- _Required work_:
1 – Answer the following questions using the pypaimon merge-function commit notes.
(a) Into which module file is DeduplicateMergeFunction moved?
(b) What did KeyValueDataWriter._merge_data do before this change?
(c) On the write side, what do wholly unsupported engines fall back to?
2 – Pick up the pypaimon merge-function commit notes after their final sentence and extend them by a few sentences.

** START OF Reading passage **

Move DeduplicateMergeFunction (previously embedded at the end of sort_merge_reader.py) into its own module pypaimon/read/reader/ deduplicate_merge_function.py so it can be reused outside the read path. Add pypaimon/common/merge_engine_dispatch.py with a single build_merge_function entry point and partial_update_unsupported_options helper, both lifted verbatim from MergeFileSplitRead so the dispatch has exactly one implementation. MergeFileSplitRead._build_merge_function shrinks to a thin wrapper. This keeps the read path's behaviour byte-identical and prepares the write path (next commit) to pick its merge function through the same dispatch.
KeyValueDataWriter._merge_data previously did concat + sort only -- no merge function was ever applied -- so a primary-key flush could emit a single data file containing two or more rows for the same primary key. The read-side raw_convertible fast path (split_generator.py:99-100) treats single-file PK splits as "merge-free" and skips SortMergeReader, which produced silent multi-row-per-PK results in master regardless of merge engine. Mirror Java MergeTreeWriter.flushWriteBuffer + SortBufferWriteBuffer.MergeIterator.advanceIfNeeded (paimon-core/.../mergetree/SortBufferWriteBuffer.java:163-293): fold each run of equal-PK rows in the sorted pending buffer through the table's MergeFunction (reset + add + get_result) before writing to the file. The flushed file therefore satisfies the LSM "PK unique within a file" invariant the read side relies on. FileStoreWrite._build_pk_merge_function picks the merge function through the shared dispatch added in the previous commit. PARTIAL_UPDATE with out-of-scope options keeps the explicit raise introduced in apache#7745 -- silently degrading there would reintroduce the same data-quality risk this PR exists to close. Wholly unsupported engines (aggregation / first-row) fall back to DeduplicateMergeFunction on the write side so the file still keeps the LSM invariant; the read side's dispatch still raises, so users get an explicit error before observing wrong-engine data. Sister to apache#7745. Closes the writer-side gap that apache#7745's expectedFailure cases exposed.

** END OF Reading passage **
** START OF Supplied information **

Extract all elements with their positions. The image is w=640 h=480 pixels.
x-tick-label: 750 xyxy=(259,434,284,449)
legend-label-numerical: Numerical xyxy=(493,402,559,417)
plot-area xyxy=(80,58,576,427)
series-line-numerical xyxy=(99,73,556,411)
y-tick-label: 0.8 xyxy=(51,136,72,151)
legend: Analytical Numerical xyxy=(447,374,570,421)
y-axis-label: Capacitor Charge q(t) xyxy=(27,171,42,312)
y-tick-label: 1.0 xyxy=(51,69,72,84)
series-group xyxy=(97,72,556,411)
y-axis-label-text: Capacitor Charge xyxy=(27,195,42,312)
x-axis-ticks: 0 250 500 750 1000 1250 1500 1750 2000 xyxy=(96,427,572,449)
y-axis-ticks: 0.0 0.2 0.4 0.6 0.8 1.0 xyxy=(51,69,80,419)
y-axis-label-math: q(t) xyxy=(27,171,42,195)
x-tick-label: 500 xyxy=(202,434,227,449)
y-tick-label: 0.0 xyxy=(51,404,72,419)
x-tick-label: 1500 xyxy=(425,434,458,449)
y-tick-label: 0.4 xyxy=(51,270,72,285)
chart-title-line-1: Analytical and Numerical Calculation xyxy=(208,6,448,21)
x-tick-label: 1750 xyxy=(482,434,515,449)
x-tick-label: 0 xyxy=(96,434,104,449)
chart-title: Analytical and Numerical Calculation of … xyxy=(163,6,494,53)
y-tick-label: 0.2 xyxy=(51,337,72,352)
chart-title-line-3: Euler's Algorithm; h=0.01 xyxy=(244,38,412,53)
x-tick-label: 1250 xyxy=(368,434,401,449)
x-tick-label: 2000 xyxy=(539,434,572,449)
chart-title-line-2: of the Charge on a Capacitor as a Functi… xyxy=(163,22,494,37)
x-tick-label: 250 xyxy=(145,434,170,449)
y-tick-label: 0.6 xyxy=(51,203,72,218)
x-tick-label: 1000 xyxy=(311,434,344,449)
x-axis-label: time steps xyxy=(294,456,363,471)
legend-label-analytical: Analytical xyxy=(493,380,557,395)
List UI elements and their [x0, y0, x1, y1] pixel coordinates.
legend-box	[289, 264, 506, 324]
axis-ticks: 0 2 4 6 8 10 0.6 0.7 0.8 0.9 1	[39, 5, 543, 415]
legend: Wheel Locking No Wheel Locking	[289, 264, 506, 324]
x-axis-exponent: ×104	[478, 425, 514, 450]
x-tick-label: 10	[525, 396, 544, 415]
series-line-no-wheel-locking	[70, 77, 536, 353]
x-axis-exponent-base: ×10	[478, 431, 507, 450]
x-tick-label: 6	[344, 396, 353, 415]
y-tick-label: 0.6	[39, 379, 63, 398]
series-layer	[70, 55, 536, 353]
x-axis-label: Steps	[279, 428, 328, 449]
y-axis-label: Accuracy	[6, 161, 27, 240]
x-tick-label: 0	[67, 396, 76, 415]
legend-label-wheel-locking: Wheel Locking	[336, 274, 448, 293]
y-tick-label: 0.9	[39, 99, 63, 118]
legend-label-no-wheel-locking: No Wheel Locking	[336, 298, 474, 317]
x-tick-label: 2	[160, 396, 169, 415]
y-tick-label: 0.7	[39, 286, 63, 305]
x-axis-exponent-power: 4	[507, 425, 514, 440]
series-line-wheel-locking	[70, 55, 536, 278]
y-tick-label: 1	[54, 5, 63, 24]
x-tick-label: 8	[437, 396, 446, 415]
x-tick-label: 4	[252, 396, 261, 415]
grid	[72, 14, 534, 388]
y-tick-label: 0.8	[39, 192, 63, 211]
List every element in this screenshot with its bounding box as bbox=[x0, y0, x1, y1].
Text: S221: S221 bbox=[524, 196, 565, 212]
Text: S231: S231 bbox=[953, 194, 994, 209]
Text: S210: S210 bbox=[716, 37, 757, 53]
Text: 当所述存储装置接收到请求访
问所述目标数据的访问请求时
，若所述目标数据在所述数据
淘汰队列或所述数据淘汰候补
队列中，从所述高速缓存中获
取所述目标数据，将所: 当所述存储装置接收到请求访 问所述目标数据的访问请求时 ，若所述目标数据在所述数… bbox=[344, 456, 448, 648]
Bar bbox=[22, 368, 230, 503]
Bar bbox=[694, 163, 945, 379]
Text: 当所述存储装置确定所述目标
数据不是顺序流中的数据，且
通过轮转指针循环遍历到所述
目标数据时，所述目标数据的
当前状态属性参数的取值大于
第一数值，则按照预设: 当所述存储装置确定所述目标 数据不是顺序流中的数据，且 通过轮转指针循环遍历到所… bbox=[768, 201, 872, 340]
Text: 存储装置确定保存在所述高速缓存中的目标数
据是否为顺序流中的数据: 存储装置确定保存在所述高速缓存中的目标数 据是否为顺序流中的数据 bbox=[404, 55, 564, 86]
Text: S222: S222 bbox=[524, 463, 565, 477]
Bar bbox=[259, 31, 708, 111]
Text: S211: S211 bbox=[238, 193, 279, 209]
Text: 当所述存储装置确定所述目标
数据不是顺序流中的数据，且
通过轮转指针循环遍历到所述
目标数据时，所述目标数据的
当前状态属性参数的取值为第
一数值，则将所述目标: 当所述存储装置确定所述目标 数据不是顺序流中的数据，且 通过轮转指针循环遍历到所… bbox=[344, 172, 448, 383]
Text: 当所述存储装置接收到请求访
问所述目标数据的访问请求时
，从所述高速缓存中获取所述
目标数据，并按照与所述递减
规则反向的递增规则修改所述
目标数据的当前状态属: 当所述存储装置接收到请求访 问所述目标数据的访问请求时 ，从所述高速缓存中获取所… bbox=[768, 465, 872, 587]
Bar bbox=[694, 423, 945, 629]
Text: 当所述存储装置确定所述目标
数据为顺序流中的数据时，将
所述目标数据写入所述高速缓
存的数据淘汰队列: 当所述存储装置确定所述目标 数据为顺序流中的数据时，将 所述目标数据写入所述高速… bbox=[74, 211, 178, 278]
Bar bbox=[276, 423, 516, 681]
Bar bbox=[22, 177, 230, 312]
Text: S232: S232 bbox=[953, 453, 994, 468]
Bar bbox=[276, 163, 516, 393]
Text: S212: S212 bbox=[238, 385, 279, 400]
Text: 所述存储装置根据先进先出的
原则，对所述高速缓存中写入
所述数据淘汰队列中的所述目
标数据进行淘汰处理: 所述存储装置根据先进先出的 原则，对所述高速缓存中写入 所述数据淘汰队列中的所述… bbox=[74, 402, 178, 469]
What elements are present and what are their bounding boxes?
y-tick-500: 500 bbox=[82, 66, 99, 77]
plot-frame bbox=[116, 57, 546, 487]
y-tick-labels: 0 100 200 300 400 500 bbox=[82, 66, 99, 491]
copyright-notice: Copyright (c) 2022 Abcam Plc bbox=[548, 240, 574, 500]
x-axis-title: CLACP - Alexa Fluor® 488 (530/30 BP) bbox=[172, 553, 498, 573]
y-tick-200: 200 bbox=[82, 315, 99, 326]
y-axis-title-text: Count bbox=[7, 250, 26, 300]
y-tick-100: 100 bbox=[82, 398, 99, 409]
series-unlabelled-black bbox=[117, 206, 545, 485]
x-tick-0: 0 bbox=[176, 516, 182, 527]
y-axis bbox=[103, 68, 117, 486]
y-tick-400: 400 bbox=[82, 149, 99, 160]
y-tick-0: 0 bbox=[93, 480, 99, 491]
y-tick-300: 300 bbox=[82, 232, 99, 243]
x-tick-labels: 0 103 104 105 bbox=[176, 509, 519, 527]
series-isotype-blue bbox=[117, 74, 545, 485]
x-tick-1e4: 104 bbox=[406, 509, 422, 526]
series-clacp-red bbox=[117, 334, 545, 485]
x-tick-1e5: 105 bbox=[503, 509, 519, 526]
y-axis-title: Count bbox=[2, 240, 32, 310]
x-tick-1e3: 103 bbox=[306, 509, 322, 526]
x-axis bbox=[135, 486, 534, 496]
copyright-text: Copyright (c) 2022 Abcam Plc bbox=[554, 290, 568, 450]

** END OF Supplied information **

- _Task responses_:
1 –
(a) pypaimon/read/reader/deduplicate_merge_function.py
(b) It performed concat + sort only, and no merge function was ever applied.
(c) DeduplicateMergeFunction.

2 –
Drop the unittest.expectedFailure decorators on the two same-commit multi write_arrow cases apache#7745 added: the writer-side merge buffer now folds same-PK runs before flush, so they pass. Add a same-commit deduplicate regression (test_deduplicate_two_write_arrows_single_commit) so the bug master silently returned both rows on the default merge engine cannot come back undetected. Add unit coverage in tests/test_write_merge_buffer.py exercising KeyValueDataWriter._merge_pending_by_pk directly with synthetic pa.Table inputs: dedupe collapse / disjoint keys / partial-update fold across two and three writes / later-null does not clobber / empty buffer / single-row fast path / get_result returning None drops the run. Adjust two e2e cases that previously asserted a NotImplementedError at read time: with the writer-side dispatch in place the unsupported- engine fallback runs at write time but read still raises, and the partial-update + unsupported-option cases now surface their NotImplementedError on the writer's first flush. Update the assertion sites accordingly. reader_primary_key_test.test_pk_multi_write_once_commit drops a TODO that explicitly documented the missing merge: with the writer-side fold now in place, user_id=2's two writes deduplicate to the latest row, so the expected table no longer contains a duplicate PK.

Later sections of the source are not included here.